- **EXTRACTED DATA**

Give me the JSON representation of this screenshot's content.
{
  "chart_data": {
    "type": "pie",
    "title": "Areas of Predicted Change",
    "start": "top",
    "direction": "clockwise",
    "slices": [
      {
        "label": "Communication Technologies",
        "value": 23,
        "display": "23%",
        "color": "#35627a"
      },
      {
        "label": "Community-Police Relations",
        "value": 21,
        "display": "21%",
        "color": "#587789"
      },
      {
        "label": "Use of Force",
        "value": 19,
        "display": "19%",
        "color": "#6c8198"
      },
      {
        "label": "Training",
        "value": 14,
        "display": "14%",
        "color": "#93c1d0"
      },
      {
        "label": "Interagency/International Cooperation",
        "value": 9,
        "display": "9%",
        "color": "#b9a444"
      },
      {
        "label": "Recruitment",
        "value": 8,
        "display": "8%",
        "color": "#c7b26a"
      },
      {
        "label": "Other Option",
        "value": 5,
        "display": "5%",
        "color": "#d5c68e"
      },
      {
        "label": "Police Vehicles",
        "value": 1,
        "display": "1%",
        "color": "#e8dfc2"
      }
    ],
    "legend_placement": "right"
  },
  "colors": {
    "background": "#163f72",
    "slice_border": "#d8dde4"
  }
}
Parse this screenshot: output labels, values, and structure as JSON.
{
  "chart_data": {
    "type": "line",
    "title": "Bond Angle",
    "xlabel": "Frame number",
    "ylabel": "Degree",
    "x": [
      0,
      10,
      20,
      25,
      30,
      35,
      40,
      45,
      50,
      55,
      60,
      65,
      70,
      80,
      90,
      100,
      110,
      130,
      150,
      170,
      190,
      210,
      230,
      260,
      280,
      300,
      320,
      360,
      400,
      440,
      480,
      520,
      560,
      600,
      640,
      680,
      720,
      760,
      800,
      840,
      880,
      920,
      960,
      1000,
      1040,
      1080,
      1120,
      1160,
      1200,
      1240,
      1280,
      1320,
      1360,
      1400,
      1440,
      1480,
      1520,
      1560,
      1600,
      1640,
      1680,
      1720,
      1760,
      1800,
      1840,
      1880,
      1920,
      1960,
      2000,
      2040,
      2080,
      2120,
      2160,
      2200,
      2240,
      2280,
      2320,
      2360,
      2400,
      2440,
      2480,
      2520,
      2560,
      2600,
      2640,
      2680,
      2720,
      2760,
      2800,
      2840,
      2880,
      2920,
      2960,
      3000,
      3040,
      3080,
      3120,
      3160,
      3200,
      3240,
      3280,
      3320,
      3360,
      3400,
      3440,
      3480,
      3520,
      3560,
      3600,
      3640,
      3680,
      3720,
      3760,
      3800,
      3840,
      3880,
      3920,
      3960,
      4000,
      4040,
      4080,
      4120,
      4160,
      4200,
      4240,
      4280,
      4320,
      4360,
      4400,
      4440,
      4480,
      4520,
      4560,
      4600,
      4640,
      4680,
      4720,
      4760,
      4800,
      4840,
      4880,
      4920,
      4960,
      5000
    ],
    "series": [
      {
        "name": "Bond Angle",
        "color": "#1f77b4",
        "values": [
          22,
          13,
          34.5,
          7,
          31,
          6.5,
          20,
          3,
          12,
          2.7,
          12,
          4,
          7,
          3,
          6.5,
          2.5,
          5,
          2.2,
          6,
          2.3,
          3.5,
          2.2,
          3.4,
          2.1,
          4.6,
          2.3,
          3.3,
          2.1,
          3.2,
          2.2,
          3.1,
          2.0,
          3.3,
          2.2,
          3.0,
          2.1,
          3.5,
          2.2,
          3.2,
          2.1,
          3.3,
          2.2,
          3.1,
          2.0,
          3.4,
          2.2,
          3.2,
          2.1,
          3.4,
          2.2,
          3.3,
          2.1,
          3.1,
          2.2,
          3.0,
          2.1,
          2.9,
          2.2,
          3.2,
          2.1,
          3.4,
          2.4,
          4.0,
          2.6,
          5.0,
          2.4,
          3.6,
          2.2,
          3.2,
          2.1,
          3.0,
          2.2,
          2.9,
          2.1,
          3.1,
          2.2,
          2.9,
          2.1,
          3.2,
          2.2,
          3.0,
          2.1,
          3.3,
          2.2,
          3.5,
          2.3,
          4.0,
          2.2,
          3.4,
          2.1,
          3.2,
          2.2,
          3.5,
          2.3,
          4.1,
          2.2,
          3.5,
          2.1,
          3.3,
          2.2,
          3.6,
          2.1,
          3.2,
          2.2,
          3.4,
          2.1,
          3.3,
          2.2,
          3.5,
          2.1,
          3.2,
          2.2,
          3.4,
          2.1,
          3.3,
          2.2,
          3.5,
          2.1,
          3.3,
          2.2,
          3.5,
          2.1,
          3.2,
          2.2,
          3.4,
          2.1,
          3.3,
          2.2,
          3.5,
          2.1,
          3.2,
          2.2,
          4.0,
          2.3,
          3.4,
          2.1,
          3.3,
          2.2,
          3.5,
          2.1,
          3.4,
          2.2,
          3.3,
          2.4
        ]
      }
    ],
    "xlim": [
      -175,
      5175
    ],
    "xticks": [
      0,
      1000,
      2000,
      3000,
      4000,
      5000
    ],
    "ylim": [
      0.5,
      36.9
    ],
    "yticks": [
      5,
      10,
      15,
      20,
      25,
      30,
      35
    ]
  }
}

- **WHAT TO WORK ON**
Return the lines of the records that include the string "JSON".

- **TASK RESPONSE**
Give me the JSON representation of this screenshot's content.
Parse this screenshot: output labels, values, and structure as JSON.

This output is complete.